Request: Go through the entries and say how many lines contain the string "duas". The number is the whole answer.
★ ★ ★ ★ ★
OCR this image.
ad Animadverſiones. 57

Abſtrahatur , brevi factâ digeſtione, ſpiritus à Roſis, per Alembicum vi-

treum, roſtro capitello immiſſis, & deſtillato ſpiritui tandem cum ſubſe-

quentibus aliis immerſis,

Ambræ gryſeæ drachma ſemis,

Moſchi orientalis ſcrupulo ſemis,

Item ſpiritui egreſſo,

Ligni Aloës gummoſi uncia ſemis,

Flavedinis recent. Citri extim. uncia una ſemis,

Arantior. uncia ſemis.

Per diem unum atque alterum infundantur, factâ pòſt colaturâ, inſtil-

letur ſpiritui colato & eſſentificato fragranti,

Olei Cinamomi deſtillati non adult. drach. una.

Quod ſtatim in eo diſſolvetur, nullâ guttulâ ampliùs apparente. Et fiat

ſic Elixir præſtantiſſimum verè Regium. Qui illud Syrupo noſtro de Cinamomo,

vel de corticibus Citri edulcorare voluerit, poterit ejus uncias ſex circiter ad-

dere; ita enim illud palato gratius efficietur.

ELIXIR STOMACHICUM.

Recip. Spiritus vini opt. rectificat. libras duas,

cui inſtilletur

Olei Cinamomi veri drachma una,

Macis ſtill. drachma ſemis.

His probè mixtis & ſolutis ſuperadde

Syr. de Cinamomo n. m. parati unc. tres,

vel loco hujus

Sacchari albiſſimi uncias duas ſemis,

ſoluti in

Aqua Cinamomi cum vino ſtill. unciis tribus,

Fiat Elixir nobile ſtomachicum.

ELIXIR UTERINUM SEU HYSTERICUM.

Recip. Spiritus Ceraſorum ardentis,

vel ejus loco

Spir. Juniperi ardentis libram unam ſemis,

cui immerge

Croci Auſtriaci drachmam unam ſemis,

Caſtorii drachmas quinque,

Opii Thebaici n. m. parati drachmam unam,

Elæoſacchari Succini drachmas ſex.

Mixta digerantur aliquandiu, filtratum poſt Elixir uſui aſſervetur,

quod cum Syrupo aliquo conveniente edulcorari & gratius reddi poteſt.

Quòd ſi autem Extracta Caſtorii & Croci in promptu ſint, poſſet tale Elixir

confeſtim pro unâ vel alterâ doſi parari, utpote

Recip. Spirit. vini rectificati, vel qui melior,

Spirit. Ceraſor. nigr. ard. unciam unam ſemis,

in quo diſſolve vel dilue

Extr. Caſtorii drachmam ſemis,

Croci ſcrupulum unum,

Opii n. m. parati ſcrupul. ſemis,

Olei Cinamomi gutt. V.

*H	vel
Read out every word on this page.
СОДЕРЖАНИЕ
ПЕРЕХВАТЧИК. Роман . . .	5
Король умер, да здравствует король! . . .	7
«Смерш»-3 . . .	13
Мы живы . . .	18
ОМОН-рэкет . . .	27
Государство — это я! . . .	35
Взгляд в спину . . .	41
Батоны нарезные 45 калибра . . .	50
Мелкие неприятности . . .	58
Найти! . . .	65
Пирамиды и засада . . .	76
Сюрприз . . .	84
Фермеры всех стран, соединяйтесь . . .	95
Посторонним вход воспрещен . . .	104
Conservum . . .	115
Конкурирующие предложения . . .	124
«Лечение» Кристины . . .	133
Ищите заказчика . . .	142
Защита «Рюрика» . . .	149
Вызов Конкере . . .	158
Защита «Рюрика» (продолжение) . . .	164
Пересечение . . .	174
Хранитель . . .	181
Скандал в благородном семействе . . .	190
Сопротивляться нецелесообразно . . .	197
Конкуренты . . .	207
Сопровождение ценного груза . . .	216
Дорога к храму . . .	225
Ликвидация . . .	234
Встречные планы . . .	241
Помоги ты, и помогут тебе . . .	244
★ ★ ★ ★ ★
Reply to the exercise: 2